Entries with figure data:
______________________________
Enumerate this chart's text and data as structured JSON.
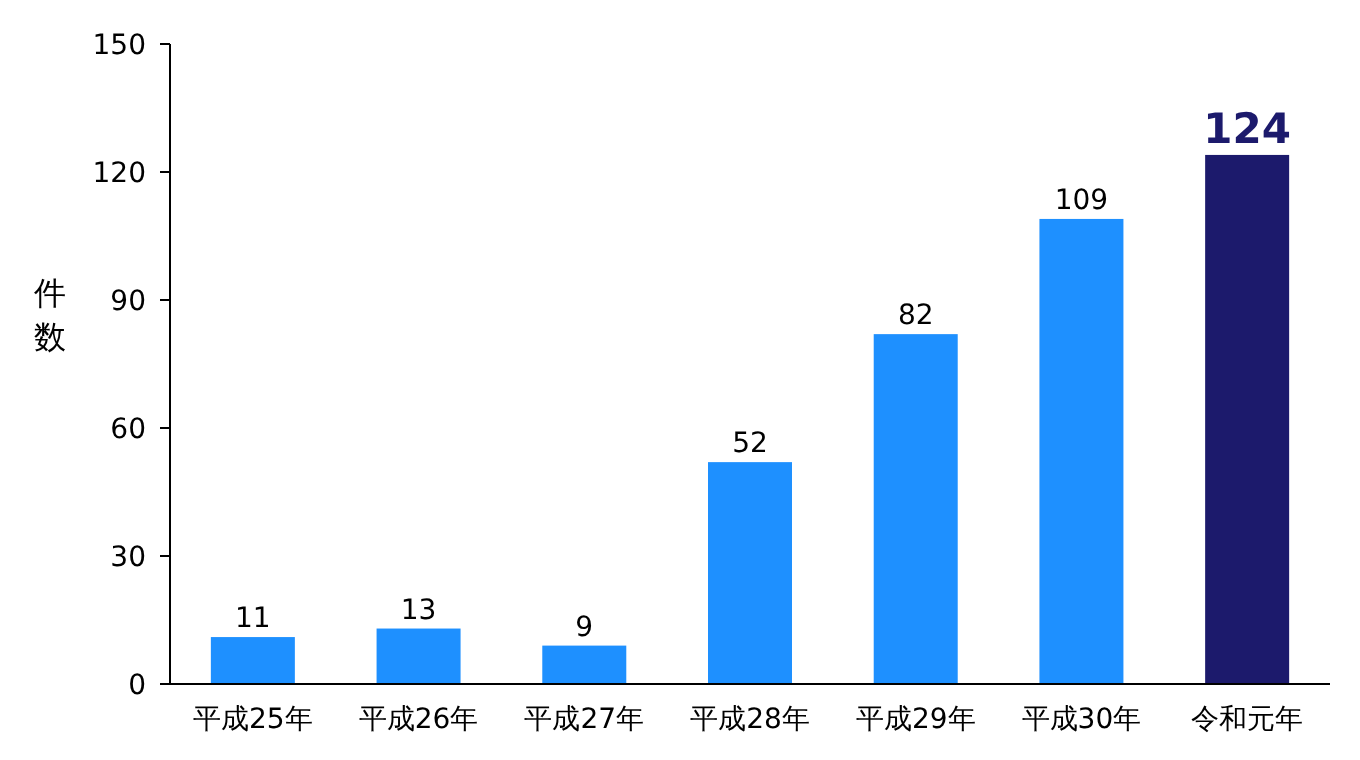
{
  "chart_data": {
    "type": "bar",
    "ylabel": "件数",
    "categories": [
      "平成25年",
      "平成26年",
      "平成27年",
      "平成28年",
      "平成29年",
      "平成30年",
      "令和元年"
    ],
    "values": [
      11,
      13,
      9,
      52,
      82,
      109,
      124
    ],
    "colors": [
      "#1e90ff",
      "#1e90ff",
      "#1e90ff",
      "#1e90ff",
      "#1e90ff",
      "#1e90ff",
      "#1c1a6c"
    ],
    "ylim": [
      0,
      150
    ],
    "yticks": [
      0,
      30,
      60,
      90,
      120,
      150
    ],
    "data_labels": true,
    "grid": false
  }
}
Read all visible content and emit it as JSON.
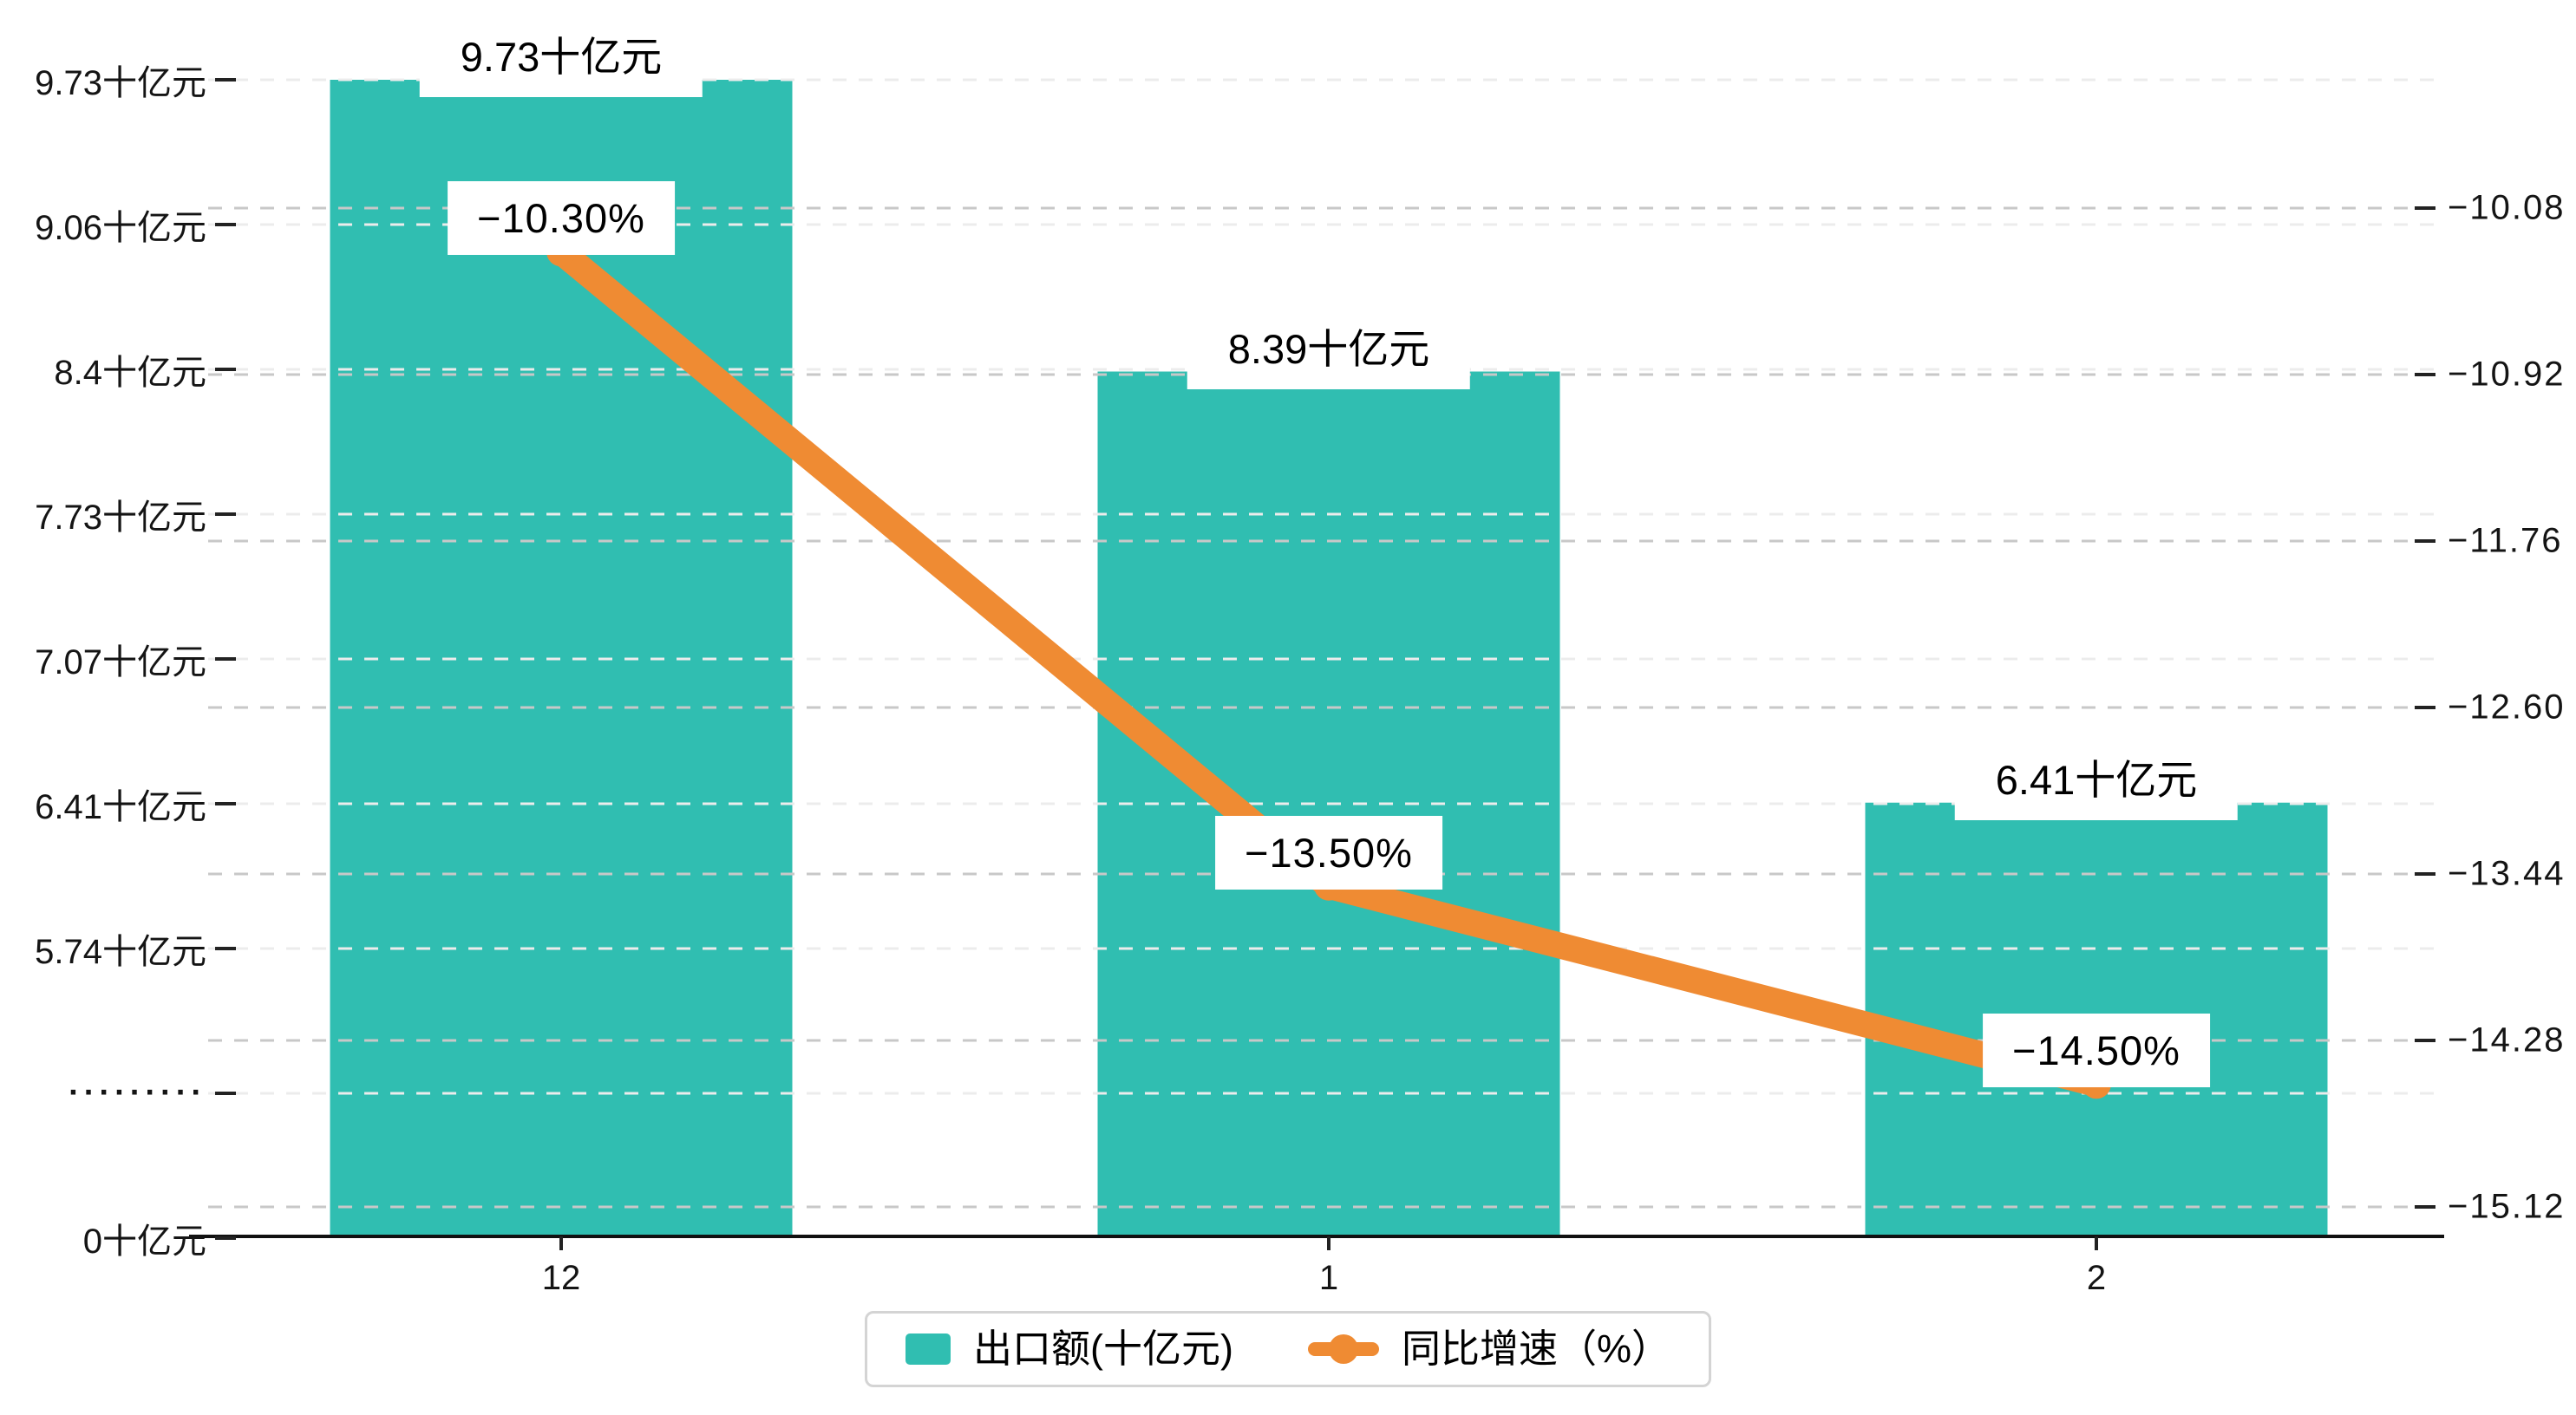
______________________________
DO THIS:
Leave the pictures out and write out every entry exactly as given.

EXPECTED ANSWER:
Enumerate this chart's text and data as structured JSON.
{
  "chart_data": {
    "type": "bar",
    "ylabel": "件数",
    "categories": [
      "平成25年",
      "平成26年",
      "平成27年",
      "平成28年",
      "平成29年",
      "平成30年",
      "令和元年"
    ],
    "values": [
      11,
      13,
      9,
      52,
      82,
      109,
      124
    ],
    "colors": [
      "#1e90ff",
      "#1e90ff",
      "#1e90ff",
      "#1e90ff",
      "#1e90ff",
      "#1e90ff",
      "#1c1a6c"
    ],
    "ylim": [
      0,
      150
    ],
    "yticks": [
      0,
      30,
      60,
      90,
      120,
      150
    ],
    "data_labels": true,
    "grid": false
  }
}
Read all visible content and emit it as JSON.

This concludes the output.